- [Stated goal 1]: List the administrative areas that the Yorkshire travel piece says the region was divided into.

While London usually grabs most of the attention from tourists who are looking to visit England, the country’s north offers a more relaxing escape with charming villages and plenty of room to spread out.
Offering up three national parks including the much beloved Yorkshire Dales National Park, along with coastal walks and plenty of picturesque countryside, a holiday in Yorkshire may be the perfect choice for those travellers looking to escape the crowds.
So large is the Yorkshire region that it had to be divided up into several administration areas including North, South, East, and West Yorkshire. Come fall in love with Yorkshire’s medieval cities and stone cottages, as well as its castles, numerous gardens, and eccentricities like Brimham Rocks and the giant white horse of Kilburn.
Yorkshire’s most recent tourism campaign sums it up perfectly; a visit to Yorkshire allows you to “Escape the Everyday”. But with an area so large, where does one start when seeking out a perfect holiday destination within Yorkshire?
Because “perfect” is subjective, come on a journey with me from the interior to the coast as I introduce you to some of the best areas in Yorkshire so you’ll better be able to choose which ones might suit you best.
Where to Find the Perfect Holiday Destination in Yorkshire
Leeds is the largest city in Yorkshire and offers a bit of a London feel thanks to its many skyscrapers. It’s the perfect choice for those who want a city escape on a much smaller scale than London.
The city is home to one of the largest student populations in the UK, therefore it should come as no surprise that it offers an abundance of nightlife in the form of bars, nightclubs, and restaurants.

- [Stated goal 2]: Set out the rows as a JSON list of strings, one string per line with blank lines omitted, starting at the first row and ending at the row containing "restore-window-button[interactable] <box>1898 10", both included.

- [Provided records]:
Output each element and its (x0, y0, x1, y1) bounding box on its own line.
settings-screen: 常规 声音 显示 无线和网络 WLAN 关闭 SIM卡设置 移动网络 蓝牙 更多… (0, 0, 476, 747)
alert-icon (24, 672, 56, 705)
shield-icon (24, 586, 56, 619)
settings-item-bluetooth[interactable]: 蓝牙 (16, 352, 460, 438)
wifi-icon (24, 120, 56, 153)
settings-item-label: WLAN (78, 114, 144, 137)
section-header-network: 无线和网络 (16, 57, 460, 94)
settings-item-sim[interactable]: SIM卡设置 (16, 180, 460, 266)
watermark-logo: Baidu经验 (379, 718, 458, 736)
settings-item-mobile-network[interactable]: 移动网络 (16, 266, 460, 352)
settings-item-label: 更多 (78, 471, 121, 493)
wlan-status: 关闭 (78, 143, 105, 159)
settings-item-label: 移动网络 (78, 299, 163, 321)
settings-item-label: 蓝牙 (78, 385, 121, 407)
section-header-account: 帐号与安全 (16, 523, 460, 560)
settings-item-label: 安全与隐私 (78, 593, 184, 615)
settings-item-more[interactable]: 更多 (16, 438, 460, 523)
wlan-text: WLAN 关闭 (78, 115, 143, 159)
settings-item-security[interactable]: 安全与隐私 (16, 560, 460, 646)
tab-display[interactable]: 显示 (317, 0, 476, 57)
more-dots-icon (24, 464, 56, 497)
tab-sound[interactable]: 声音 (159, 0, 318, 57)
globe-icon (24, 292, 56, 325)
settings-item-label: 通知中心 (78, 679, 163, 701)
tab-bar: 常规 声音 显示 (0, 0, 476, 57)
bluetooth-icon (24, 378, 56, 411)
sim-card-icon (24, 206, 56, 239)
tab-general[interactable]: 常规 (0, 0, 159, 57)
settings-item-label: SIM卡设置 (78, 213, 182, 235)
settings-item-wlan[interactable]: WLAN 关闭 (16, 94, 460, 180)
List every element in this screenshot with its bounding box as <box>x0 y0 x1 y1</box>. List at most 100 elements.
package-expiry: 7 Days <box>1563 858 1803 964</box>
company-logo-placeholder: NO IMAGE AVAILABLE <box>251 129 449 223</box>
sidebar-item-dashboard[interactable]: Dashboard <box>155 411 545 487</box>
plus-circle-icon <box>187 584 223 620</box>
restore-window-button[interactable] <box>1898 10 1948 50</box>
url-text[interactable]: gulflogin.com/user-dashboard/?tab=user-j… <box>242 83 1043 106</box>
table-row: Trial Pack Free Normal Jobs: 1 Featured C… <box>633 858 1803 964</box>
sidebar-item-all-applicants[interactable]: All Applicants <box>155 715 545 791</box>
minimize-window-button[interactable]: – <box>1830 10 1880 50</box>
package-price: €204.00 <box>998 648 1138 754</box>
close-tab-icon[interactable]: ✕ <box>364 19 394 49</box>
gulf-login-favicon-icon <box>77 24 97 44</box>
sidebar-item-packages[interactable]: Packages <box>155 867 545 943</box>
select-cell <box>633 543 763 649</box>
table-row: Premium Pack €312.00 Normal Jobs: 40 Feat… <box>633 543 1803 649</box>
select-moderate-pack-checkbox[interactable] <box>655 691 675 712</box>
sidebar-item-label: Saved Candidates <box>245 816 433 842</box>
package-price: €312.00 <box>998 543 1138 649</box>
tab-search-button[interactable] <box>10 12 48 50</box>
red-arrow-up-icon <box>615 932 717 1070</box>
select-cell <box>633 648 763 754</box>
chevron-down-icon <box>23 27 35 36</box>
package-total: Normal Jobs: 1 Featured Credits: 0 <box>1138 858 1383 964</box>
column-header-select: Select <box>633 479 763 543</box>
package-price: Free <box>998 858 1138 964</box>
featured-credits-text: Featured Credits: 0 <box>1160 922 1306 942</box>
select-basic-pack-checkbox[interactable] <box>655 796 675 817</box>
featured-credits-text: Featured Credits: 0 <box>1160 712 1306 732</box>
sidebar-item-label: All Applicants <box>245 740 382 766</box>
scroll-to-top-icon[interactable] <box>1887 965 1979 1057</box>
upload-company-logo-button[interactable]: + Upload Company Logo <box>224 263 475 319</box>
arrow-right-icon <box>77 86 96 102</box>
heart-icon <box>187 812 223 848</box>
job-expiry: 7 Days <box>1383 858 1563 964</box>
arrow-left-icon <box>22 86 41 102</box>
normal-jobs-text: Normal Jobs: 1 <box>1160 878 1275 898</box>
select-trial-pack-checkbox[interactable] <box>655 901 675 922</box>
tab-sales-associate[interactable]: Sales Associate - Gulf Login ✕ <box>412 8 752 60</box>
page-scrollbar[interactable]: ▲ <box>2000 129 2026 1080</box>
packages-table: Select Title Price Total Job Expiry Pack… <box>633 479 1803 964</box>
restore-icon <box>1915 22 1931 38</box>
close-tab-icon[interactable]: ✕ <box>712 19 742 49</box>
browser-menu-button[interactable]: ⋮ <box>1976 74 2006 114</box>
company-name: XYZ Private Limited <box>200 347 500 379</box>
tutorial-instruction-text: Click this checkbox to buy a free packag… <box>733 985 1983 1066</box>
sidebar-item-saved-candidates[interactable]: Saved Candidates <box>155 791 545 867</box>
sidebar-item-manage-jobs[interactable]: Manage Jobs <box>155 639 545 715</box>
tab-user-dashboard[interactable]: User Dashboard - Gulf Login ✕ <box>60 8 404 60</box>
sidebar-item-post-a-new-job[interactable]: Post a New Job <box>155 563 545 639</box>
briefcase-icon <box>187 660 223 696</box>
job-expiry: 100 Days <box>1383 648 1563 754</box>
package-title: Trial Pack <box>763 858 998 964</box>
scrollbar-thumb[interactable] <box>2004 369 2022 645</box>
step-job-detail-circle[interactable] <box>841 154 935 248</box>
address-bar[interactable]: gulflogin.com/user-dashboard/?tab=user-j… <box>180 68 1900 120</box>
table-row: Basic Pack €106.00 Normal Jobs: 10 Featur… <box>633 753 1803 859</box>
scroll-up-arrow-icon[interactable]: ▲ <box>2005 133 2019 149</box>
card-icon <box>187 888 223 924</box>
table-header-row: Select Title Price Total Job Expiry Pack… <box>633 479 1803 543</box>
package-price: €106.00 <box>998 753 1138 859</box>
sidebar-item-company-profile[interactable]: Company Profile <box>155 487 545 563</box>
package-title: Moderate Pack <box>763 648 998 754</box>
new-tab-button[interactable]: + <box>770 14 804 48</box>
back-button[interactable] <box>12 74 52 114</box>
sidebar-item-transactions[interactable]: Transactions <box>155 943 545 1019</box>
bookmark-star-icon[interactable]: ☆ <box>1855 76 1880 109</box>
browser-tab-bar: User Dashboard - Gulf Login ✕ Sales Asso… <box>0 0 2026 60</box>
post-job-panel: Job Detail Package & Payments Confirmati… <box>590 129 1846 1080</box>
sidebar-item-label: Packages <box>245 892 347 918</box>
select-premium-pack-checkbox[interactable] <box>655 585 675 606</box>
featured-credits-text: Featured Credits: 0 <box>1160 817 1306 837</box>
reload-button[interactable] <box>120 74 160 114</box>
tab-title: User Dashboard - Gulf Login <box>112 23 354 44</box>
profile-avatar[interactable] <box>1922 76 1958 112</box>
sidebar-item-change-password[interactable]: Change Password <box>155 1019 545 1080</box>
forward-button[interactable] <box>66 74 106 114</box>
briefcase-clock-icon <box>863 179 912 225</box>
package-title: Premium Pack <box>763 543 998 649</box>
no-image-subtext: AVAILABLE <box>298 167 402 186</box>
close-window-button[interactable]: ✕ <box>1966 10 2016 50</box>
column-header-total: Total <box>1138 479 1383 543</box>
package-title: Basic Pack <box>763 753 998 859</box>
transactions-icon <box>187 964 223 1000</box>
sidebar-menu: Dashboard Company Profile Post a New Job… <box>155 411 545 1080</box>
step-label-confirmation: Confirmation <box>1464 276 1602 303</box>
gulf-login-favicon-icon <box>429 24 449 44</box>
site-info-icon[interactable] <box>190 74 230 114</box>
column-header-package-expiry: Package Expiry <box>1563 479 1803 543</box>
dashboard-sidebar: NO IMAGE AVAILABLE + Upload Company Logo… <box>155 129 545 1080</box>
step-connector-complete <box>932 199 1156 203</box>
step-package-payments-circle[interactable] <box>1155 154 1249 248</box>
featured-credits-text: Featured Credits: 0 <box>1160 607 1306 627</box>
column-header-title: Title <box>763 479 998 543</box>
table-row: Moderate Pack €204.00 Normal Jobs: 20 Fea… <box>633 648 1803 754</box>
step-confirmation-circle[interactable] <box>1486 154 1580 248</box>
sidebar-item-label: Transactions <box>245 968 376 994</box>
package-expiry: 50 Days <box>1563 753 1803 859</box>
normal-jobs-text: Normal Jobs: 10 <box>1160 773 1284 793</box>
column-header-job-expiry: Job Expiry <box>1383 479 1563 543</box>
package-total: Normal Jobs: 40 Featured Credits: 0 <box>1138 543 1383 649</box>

- [Correct response 1]: North Yorkshire, South Yorkshire, East Yorkshire, West Yorkshire

- [Correct response 2]:
[
  "Output each element and its (x0, y0, x1, y1) bounding box on its own line.",
  "settings-screen: 常规 声音 显示 无线和网络 WLAN 关闭 SIM卡设置 移动网络 蓝牙 更多… (0, 0, 476, 747)",
  "alert-icon (24, 672, 56, 705)",
  "shield-icon (24, 586, 56, 619)",
  "settings-item-bluetooth[interactable]: 蓝牙 (16, 352, 460, 438)",
  "wifi-icon (24, 120, 56, 153)",
  "settings-item-label: WLAN (78, 114, 144, 137)",
  "section-header-network: 无线和网络 (16, 57, 460, 94)",
  "settings-item-sim[interactable]: SIM卡设置 (16, 180, 460, 266)",
  "watermark-logo: Baidu经验 (379, 718, 458, 736)",
  "settings-item-mobile-network[interactable]: 移动网络 (16, 266, 460, 352)",
  "settings-item-label: 更多 (78, 471, 121, 493)",
  "wlan-status: 关闭 (78, 143, 105, 159)",
  "settings-item-label: 移动网络 (78, 299, 163, 321)",
  "settings-item-label: 蓝牙 (78, 385, 121, 407)",
  "section-header-account: 帐号与安全 (16, 523, 460, 560)",
  "settings-item-label: 安全与隐私 (78, 593, 184, 615)",
  "settings-item-more[interactable]: 更多 (16, 438, 460, 523)",
  "wlan-text: WLAN 关闭 (78, 115, 143, 159)",
  "settings-item-security[interactable]: 安全与隐私 (16, 560, 460, 646)",
  "tab-display[interactable]: 显示 (317, 0, 476, 57)",
  "more-dots-icon (24, 464, 56, 497)",
  "tab-sound[interactable]: 声音 (159, 0, 318, 57)",
  "globe-icon (24, 292, 56, 325)",
  "settings-item-label: 通知中心 (78, 679, 163, 701)",
  "tab-bar: 常规 声音 显示 (0, 0, 476, 57)",
  "bluetooth-icon (24, 378, 56, 411)",
  "sim-card-icon (24, 206, 56, 239)",
  "tab-general[interactable]: 常规 (0, 0, 159, 57)",
  "settings-item-label: SIM卡设置 (78, 213, 182, 235)",
  "settings-item-wlan[interactable]: WLAN 关闭 (16, 94, 460, 180)",
  "List every element in this screenshot with its bounding box as <box>x0 y0 x1 y1</box>. List at most 100 elements.",
  "package-expiry: 7 Days <box>1563 858 1803 964</box>",
  "company-logo-placeholder: NO IMAGE AVAILABLE <box>251 129 449 223</box>",
  "sidebar-item-dashboard[interactable]: Dashboard <box>155 411 545 487</box>",
  "plus-circle-icon <box>187 584 223 620</box>",
  "restore-window-button[interactable] <box>1898 10 1948 50</box>"
]